WORK TO COMPLETE:
The entries below should be output exactly as written.

Excerpt from a dataset:

'''

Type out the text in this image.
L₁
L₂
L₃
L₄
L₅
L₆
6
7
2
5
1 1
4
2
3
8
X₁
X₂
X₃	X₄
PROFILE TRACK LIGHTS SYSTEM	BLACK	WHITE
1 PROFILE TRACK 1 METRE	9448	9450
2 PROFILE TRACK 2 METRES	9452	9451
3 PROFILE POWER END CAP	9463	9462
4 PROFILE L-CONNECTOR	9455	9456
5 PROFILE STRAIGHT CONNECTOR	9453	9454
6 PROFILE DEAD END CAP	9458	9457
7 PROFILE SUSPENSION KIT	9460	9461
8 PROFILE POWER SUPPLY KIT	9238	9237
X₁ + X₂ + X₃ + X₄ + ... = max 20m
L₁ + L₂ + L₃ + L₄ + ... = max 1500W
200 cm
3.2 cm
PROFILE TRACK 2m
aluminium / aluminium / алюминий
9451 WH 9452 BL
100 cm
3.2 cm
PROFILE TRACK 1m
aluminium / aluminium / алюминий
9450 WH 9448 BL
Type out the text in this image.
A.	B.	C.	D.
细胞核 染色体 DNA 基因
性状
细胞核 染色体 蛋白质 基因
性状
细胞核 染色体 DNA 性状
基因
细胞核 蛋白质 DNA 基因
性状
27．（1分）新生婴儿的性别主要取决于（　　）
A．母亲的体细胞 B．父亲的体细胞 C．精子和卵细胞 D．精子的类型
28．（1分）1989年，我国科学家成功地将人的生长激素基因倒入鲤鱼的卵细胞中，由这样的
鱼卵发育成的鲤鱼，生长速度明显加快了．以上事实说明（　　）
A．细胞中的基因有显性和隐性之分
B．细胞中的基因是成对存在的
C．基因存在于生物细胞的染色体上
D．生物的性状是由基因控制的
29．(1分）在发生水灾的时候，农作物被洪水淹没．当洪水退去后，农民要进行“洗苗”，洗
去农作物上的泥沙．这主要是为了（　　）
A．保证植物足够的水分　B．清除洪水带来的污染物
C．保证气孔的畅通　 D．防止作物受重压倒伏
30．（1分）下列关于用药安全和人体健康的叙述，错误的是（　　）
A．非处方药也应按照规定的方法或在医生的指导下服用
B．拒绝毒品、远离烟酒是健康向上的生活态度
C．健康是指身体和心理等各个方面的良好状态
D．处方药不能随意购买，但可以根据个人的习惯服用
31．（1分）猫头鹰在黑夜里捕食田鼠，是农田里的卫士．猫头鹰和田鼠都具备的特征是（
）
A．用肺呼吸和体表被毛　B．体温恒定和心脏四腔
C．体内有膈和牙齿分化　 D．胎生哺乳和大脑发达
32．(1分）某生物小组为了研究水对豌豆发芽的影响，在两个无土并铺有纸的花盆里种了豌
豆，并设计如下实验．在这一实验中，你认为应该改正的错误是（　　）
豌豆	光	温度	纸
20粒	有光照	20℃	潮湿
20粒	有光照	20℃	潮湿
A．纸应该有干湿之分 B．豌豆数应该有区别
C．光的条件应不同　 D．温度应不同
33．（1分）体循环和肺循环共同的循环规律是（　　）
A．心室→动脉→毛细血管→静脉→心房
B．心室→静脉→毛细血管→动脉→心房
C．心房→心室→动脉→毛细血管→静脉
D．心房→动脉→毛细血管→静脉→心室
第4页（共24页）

'''

CORRECT ANSWER:
Type out the text in this image.
L₁
L₂
L₃
L₄
L₅
L₆
6
7
2
5
1 1
4
2
3
8
X₁
X₂
X₃	X₄
PROFILE TRACK LIGHTS SYSTEM	BLACK	WHITE
1 PROFILE TRACK 1 METRE	9448	9450
2 PROFILE TRACK 2 METRES	9452	9451
3 PROFILE POWER END CAP	9463	9462
4 PROFILE L-CONNECTOR	9455	9456
5 PROFILE STRAIGHT CONNECTOR	9453	9454
6 PROFILE DEAD END CAP	9458	9457
7 PROFILE SUSPENSION KIT	9460	9461
8 PROFILE POWER SUPPLY KIT	9238	9237
X₁ + X₂ + X₃ + X₄ + ... = max 20m
L₁ + L₂ + L₃ + L₄ + ... = max 1500W
200 cm
3.2 cm
PROFILE TRACK 2m
aluminium / aluminium / алюминий
9451 WH 9452 BL
100 cm
3.2 cm
PROFILE TRACK 1m
aluminium / aluminium / алюминий
9450 WH 9448 BL
Type out the text in this image.
A.	B.	C.	D.
细胞核 染色体 DNA 基因
性状
细胞核 染色体 蛋白质 基因
性状
细胞核 染色体 DNA 性状
基因
细胞核 蛋白质 DNA 基因
性状
27．（1分）新生婴儿的性别主要取决于（　　）
A．母亲的体细胞 B．父亲的体细胞 C．精子和卵细胞 D．精子的类型
28．（1分）1989年，我国科学家成功地将人的生长激素基因倒入鲤鱼的卵细胞中，由这样的
鱼卵发育成的鲤鱼，生长速度明显加快了．以上事实说明（　　）
A．细胞中的基因有显性和隐性之分
B．细胞中的基因是成对存在的
C．基因存在于生物细胞的染色体上
D．生物的性状是由基因控制的
29．(1分）在发生水灾的时候，农作物被洪水淹没．当洪水退去后，农民要进行“洗苗”，洗
去农作物上的泥沙．这主要是为了（　　）
A．保证植物足够的水分　B．清除洪水带来的污染物
C．保证气孔的畅通　 D．防止作物受重压倒伏
30．（1分）下列关于用药安全和人体健康的叙述，错误的是（　　）
A．非处方药也应按照规定的方法或在医生的指导下服用
B．拒绝毒品、远离烟酒是健康向上的生活态度
C．健康是指身体和心理等各个方面的良好状态
D．处方药不能随意购买，但可以根据个人的习惯服用
31．（1分）猫头鹰在黑夜里捕食田鼠，是农田里的卫士．猫头鹰和田鼠都具备的特征是（
）
A．用肺呼吸和体表被毛　B．体温恒定和心脏四腔
C．体内有膈和牙齿分化　 D．胎生哺乳和大脑发达
32．(1分）某生物小组为了研究水对豌豆发芽的影响，在两个无土并铺有纸的花盆里种了豌
豆，并设计如下实验．在这一实验中，你认为应该改正的错误是（　　）
豌豆	光	温度	纸
20粒	有光照	20℃	潮湿
20粒	有光照	20℃	潮湿
A．纸应该有干湿之分 B．豌豆数应该有区别
C．光的条件应不同　 D．温度应不同
33．（1分）体循环和肺循环共同的循环规律是（　　）
A．心室→动脉→毛细血管→静脉→心房
B．心室→静脉→毛细血管→动脉→心房
C．心房→心室→动脉→毛细血管→静脉
D．心房→动脉→毛细血管→静脉→心室
第4页（共24页）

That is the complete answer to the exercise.